Dataset items
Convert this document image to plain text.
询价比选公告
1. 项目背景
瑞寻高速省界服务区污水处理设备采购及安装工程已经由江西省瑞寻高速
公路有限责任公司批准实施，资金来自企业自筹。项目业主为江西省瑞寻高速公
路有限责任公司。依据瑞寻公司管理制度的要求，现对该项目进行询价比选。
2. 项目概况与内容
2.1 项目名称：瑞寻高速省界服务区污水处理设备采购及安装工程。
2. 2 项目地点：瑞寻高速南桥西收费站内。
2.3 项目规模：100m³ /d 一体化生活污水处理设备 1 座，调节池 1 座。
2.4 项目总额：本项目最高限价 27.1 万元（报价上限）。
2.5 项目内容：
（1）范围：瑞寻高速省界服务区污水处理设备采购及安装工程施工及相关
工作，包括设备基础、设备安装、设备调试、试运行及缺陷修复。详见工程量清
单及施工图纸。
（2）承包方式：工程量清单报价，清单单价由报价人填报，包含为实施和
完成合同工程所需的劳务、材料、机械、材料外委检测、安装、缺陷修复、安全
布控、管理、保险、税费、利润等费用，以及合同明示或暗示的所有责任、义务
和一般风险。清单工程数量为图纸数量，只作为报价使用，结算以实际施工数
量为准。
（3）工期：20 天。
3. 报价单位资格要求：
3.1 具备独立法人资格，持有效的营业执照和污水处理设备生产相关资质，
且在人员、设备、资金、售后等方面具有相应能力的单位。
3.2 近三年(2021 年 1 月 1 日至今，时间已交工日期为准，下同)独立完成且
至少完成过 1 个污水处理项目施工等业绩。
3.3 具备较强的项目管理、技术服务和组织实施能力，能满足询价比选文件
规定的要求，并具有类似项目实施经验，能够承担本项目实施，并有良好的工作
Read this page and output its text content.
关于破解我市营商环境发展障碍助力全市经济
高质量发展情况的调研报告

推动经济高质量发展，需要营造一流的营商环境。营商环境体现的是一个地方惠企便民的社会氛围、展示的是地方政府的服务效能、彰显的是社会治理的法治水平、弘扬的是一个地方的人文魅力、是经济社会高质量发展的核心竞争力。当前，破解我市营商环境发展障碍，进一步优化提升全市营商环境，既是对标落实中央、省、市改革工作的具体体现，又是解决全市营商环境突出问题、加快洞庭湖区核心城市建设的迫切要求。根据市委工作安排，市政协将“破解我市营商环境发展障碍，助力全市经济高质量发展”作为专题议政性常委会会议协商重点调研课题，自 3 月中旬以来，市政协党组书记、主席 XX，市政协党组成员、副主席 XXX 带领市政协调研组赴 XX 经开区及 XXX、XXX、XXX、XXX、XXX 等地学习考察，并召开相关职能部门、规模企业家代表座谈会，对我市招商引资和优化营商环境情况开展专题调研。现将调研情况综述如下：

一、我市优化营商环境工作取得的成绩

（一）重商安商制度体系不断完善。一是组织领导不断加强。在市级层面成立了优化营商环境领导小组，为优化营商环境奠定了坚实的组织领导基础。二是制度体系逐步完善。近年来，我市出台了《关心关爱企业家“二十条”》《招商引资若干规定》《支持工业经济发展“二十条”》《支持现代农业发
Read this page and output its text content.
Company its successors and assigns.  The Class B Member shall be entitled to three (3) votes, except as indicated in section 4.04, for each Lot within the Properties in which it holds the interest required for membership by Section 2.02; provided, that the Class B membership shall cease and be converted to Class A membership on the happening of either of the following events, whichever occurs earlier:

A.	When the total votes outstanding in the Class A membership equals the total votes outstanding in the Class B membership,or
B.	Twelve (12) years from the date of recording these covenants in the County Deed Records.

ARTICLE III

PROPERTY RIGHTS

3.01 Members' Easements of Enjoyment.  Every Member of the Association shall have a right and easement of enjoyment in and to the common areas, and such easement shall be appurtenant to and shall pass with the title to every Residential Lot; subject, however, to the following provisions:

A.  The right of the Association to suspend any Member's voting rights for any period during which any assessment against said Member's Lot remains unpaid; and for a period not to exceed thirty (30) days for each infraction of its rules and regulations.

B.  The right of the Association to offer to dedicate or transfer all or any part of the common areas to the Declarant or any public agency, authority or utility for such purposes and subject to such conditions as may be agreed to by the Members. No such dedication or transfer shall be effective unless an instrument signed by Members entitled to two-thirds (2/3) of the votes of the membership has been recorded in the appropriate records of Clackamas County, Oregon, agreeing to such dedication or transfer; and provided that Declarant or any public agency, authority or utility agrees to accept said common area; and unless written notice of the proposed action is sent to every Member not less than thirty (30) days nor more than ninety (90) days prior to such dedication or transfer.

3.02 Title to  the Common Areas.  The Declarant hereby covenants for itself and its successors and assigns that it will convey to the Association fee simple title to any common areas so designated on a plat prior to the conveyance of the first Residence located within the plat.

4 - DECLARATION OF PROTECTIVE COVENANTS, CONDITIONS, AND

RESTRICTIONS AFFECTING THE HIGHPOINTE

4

PROBLEM DETAILS -
Extract the whole listing, character for character.

SOLVED EXERCISE -
Convert this document image to plain text.
询价比选公告
1. 项目背景
瑞寻高速省界服务区污水处理设备采购及安装工程已经由江西省瑞寻高速
公路有限责任公司批准实施，资金来自企业自筹。项目业主为江西省瑞寻高速公
路有限责任公司。依据瑞寻公司管理制度的要求，现对该项目进行询价比选。
2. 项目概况与内容
2.1 项目名称：瑞寻高速省界服务区污水处理设备采购及安装工程。
2. 2 项目地点：瑞寻高速南桥西收费站内。
2.3 项目规模：100m³ /d 一体化生活污水处理设备 1 座，调节池 1 座。
2.4 项目总额：本项目最高限价 27.1 万元（报价上限）。
2.5 项目内容：
（1）范围：瑞寻高速省界服务区污水处理设备采购及安装工程施工及相关
工作，包括设备基础、设备安装、设备调试、试运行及缺陷修复。详见工程量清
单及施工图纸。
（2）承包方式：工程量清单报价，清单单价由报价人填报，包含为实施和
完成合同工程所需的劳务、材料、机械、材料外委检测、安装、缺陷修复、安全
布控、管理、保险、税费、利润等费用，以及合同明示或暗示的所有责任、义务
和一般风险。清单工程数量为图纸数量，只作为报价使用，结算以实际施工数
量为准。
（3）工期：20 天。
3. 报价单位资格要求：
3.1 具备独立法人资格，持有效的营业执照和污水处理设备生产相关资质，
且在人员、设备、资金、售后等方面具有相应能力的单位。
3.2 近三年(2021 年 1 月 1 日至今，时间已交工日期为准，下同)独立完成且
至少完成过 1 个污水处理项目施工等业绩。
3.3 具备较强的项目管理、技术服务和组织实施能力，能满足询价比选文件
规定的要求，并具有类似项目实施经验，能够承担本项目实施，并有良好的工作
Read this page and output its text content.
关于破解我市营商环境发展障碍助力全市经济
高质量发展情况的调研报告

推动经济高质量发展，需要营造一流的营商环境。营商环境体现的是一个地方惠企便民的社会氛围、展示的是地方政府的服务效能、彰显的是社会治理的法治水平、弘扬的是一个地方的人文魅力、是经济社会高质量发展的核心竞争力。当前，破解我市营商环境发展障碍，进一步优化提升全市营商环境，既是对标落实中央、省、市改革工作的具体体现，又是解决全市营商环境突出问题、加快洞庭湖区核心城市建设的迫切要求。根据市委工作安排，市政协将“破解我市营商环境发展障碍，助力全市经济高质量发展”作为专题议政性常委会会议协商重点调研课题，自 3 月中旬以来，市政协党组书记、主席 XX，市政协党组成员、副主席 XXX 带领市政协调研组赴 XX 经开区及 XXX、XXX、XXX、XXX、XXX 等地学习考察，并召开相关职能部门、规模企业家代表座谈会，对我市招商引资和优化营商环境情况开展专题调研。现将调研情况综述如下：

一、我市优化营商环境工作取得的成绩

（一）重商安商制度体系不断完善。一是组织领导不断加强。在市级层面成立了优化营商环境领导小组，为优化营商环境奠定了坚实的组织领导基础。二是制度体系逐步完善。近年来，我市出台了《关心关爱企业家“二十条”》《招商引资若干规定》《支持工业经济发展“二十条”》《支持现代农业发
Read this page and output its text content.
Company its successors and assigns.  The Class B Member shall be entitled to three (3) votes, except as indicated in section 4.04, for each Lot within the Properties in which it holds the interest required for membership by Section 2.02; provided, that the Class B membership shall cease and be converted to Class A membership on the happening of either of the following events, whichever occurs earlier:

A.	When the total votes outstanding in the Class A membership equals the total votes outstanding in the Class B membership,or
B.	Twelve (12) years from the date of recording these covenants in the County Deed Records.

ARTICLE III

PROPERTY RIGHTS

3.01 Members' Easements of Enjoyment.  Every Member of the Association shall have a right and easement of enjoyment in and to the common areas, and such easement shall be appurtenant to and shall pass with the title to every Residential Lot; subject, however, to the following provisions:

A.  The right of the Association to suspend any Member's voting rights for any period during which any assessment against said Member's Lot remains unpaid; and for a period not to exceed thirty (30) days for each infraction of its rules and regulations.

B.  The right of the Association to offer to dedicate or transfer all or any part of the common areas to the Declarant or any public agency, authority or utility for such purposes and subject to such conditions as may be agreed to by the Members. No such dedication or transfer shall be effective unless an instrument signed by Members entitled to two-thirds (2/3) of the votes of the membership has been recorded in the appropriate records of Clackamas County, Oregon, agreeing to such dedication or transfer; and provided that Declarant or any public agency, authority or utility agrees to accept said common area; and unless written notice of the proposed action is sent to every Member not less than thirty (30) days nor more than ninety (90) days prior to such dedication or transfer.

3.02 Title to  the Common Areas.  The Declarant hereby covenants for itself and its successors and assigns that it will convey to the Association fee simple title to any common areas so designated on a plat prior to the conveyance of the first Residence located within the plat.

4 - DECLARATION OF PROTECTIVE COVENANTS, CONDITIONS, AND

RESTRICTIONS AFFECTING THE HIGHPOINTE

4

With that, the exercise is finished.